• SET TASK: Please transcribe the data below exactly. Leave the pictures out.

• EXCERPTED DATA:
|---|

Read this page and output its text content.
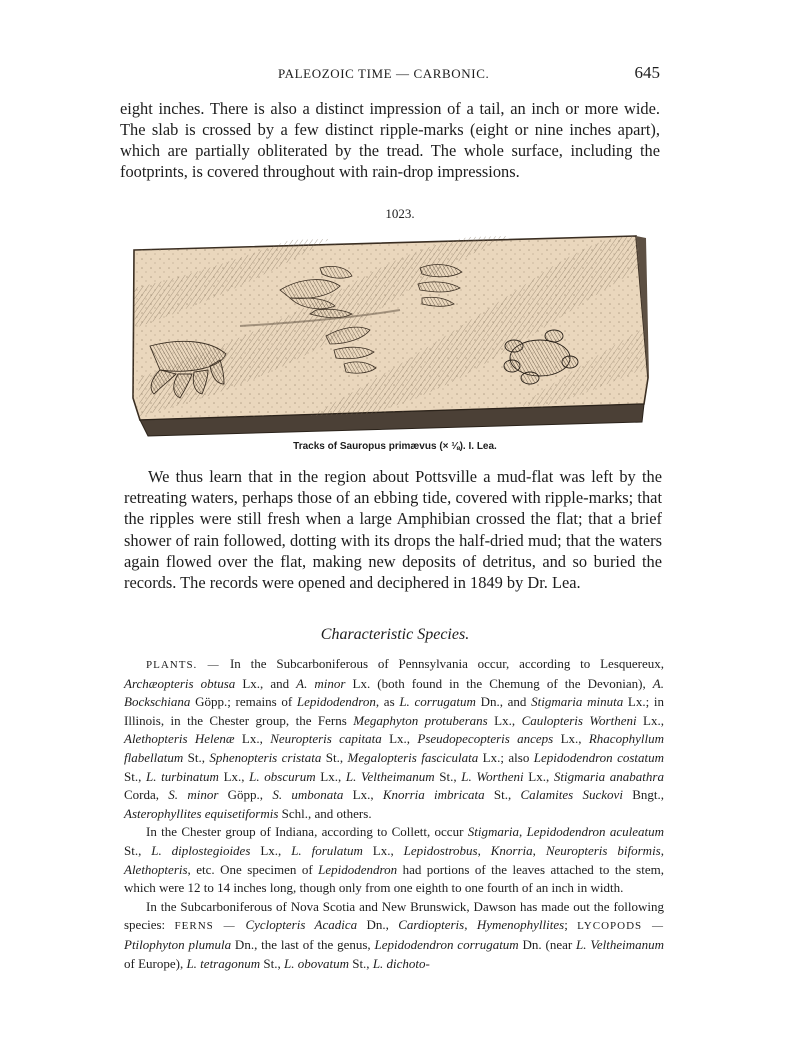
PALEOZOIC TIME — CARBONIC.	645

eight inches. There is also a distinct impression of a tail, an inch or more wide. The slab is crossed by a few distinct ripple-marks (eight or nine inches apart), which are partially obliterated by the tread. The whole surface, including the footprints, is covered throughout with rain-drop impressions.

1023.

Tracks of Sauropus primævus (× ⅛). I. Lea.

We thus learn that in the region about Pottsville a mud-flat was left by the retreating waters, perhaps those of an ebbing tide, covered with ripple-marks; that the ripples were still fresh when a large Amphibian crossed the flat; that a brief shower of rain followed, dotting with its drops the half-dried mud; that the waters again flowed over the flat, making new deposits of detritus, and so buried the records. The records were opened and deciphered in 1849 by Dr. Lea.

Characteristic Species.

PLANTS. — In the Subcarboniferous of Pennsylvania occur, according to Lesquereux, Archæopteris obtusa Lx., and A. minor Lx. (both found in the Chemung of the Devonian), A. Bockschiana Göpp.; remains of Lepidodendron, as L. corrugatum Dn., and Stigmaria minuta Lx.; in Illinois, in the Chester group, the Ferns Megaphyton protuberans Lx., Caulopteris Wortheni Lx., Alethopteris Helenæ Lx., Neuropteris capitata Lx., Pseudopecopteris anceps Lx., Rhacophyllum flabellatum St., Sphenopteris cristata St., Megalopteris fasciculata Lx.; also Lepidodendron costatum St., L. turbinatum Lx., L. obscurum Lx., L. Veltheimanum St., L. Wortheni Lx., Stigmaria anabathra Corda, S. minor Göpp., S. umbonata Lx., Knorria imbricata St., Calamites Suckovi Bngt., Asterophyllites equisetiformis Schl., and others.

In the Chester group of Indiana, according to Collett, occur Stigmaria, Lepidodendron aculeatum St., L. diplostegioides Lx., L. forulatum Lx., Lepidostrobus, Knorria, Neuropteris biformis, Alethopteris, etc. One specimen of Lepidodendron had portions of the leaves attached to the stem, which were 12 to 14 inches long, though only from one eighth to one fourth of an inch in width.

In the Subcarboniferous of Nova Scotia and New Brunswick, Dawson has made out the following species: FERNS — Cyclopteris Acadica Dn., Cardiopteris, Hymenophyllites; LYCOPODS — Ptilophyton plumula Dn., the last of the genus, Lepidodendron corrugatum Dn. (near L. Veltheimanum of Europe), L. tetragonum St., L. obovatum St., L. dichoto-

|---|

• WRITTEN ANSWER:
Read this page and output its text content.
PALEOZOIC TIME — CARBONIC.	645

eight inches. There is also a distinct impression of a tail, an inch or more wide. The slab is crossed by a few distinct ripple-marks (eight or nine inches apart), which are partially obliterated by the tread. The whole surface, including the footprints, is covered throughout with rain-drop impressions.

1023.

Tracks of Sauropus primævus (× ⅛). I. Lea.

We thus learn that in the region about Pottsville a mud-flat was left by the retreating waters, perhaps those of an ebbing tide, covered with ripple-marks; that the ripples were still fresh when a large Amphibian crossed the flat; that a brief shower of rain followed, dotting with its drops the half-dried mud; that the waters again flowed over the flat, making new deposits of detritus, and so buried the records. The records were opened and deciphered in 1849 by Dr. Lea.

Characteristic Species.

PLANTS. — In the Subcarboniferous of Pennsylvania occur, according to Lesquereux, Archæopteris obtusa Lx., and A. minor Lx. (both found in the Chemung of the Devonian), A. Bockschiana Göpp.; remains of Lepidodendron, as L. corrugatum Dn., and Stigmaria minuta Lx.; in Illinois, in the Chester group, the Ferns Megaphyton protuberans Lx., Caulopteris Wortheni Lx., Alethopteris Helenæ Lx., Neuropteris capitata Lx., Pseudopecopteris anceps Lx., Rhacophyllum flabellatum St., Sphenopteris cristata St., Megalopteris fasciculata Lx.; also Lepidodendron costatum St., L. turbinatum Lx., L. obscurum Lx., L. Veltheimanum St., L. Wortheni Lx., Stigmaria anabathra Corda, S. minor Göpp., S. umbonata Lx., Knorria imbricata St., Calamites Suckovi Bngt., Asterophyllites equisetiformis Schl., and others.

In the Chester group of Indiana, according to Collett, occur Stigmaria, Lepidodendron aculeatum St., L. diplostegioides Lx., L. forulatum Lx., Lepidostrobus, Knorria, Neuropteris biformis, Alethopteris, etc. One specimen of Lepidodendron had portions of the leaves attached to the stem, which were 12 to 14 inches long, though only from one eighth to one fourth of an inch in width.

In the Subcarboniferous of Nova Scotia and New Brunswick, Dawson has made out the following species: FERNS — Cyclopteris Acadica Dn., Cardiopteris, Hymenophyllites; LYCOPODS — Ptilophyton plumula Dn., the last of the genus, Lepidodendron corrugatum Dn. (near L. Veltheimanum of Europe), L. tetragonum St., L. obovatum St., L. dichoto-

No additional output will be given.